[Start of Records]

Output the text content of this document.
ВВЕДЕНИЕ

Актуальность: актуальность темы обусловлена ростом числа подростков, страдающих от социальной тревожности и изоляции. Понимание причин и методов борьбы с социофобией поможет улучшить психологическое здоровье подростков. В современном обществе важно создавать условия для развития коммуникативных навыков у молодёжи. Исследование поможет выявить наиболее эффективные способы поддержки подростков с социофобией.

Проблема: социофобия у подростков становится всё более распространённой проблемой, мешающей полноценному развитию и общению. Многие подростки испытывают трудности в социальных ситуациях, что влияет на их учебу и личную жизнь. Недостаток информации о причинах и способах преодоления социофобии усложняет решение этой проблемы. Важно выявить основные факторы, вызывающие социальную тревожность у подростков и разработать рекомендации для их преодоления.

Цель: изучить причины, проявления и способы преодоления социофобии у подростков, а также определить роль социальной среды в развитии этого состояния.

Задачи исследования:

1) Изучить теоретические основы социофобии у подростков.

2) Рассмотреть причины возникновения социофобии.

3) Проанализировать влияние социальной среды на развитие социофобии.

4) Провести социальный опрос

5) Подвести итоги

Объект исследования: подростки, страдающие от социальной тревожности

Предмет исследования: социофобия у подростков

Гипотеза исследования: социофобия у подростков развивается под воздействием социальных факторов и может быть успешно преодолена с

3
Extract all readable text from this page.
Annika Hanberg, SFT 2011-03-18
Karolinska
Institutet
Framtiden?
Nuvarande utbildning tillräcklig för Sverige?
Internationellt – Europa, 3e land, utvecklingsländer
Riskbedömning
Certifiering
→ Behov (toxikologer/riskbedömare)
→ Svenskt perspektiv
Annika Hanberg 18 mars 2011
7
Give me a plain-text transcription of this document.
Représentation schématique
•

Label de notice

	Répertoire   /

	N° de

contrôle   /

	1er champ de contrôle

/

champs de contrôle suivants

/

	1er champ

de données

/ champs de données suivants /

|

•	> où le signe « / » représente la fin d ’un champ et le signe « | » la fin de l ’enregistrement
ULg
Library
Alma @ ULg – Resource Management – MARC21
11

[End of Records]

Exercise: Your task is to transcribe the listing above in full, exactly as given.

Complete output:
Output the text content of this document.
ВВЕДЕНИЕ

Актуальность: актуальность темы обусловлена ростом числа подростков, страдающих от социальной тревожности и изоляции. Понимание причин и методов борьбы с социофобией поможет улучшить психологическое здоровье подростков. В современном обществе важно создавать условия для развития коммуникативных навыков у молодёжи. Исследование поможет выявить наиболее эффективные способы поддержки подростков с социофобией.

Проблема: социофобия у подростков становится всё более распространённой проблемой, мешающей полноценному развитию и общению. Многие подростки испытывают трудности в социальных ситуациях, что влияет на их учебу и личную жизнь. Недостаток информации о причинах и способах преодоления социофобии усложняет решение этой проблемы. Важно выявить основные факторы, вызывающие социальную тревожность у подростков и разработать рекомендации для их преодоления.

Цель: изучить причины, проявления и способы преодоления социофобии у подростков, а также определить роль социальной среды в развитии этого состояния.

Задачи исследования:

1) Изучить теоретические основы социофобии у подростков.

2) Рассмотреть причины возникновения социофобии.

3) Проанализировать влияние социальной среды на развитие социофобии.

4) Провести социальный опрос

5) Подвести итоги

Объект исследования: подростки, страдающие от социальной тревожности

Предмет исследования: социофобия у подростков

Гипотеза исследования: социофобия у подростков развивается под воздействием социальных факторов и может быть успешно преодолена с

3
Extract all readable text from this page.
Annika Hanberg, SFT 2011-03-18
Karolinska
Institutet
Framtiden?
Nuvarande utbildning tillräcklig för Sverige?
Internationellt – Europa, 3e land, utvecklingsländer
Riskbedömning
Certifiering
→ Behov (toxikologer/riskbedömare)
→ Svenskt perspektiv
Annika Hanberg 18 mars 2011
7
Give me a plain-text transcription of this document.
Représentation schématique
•

Label de notice

	Répertoire   /

	N° de

contrôle   /

	1er champ de contrôle

/

champs de contrôle suivants

/

	1er champ

de données

/ champs de données suivants /

|

•	> où le signe « / » représente la fin d ’un champ et le signe « | » la fin de l ’enregistrement
ULg
Library
Alma @ ULg – Resource Management – MARC21
11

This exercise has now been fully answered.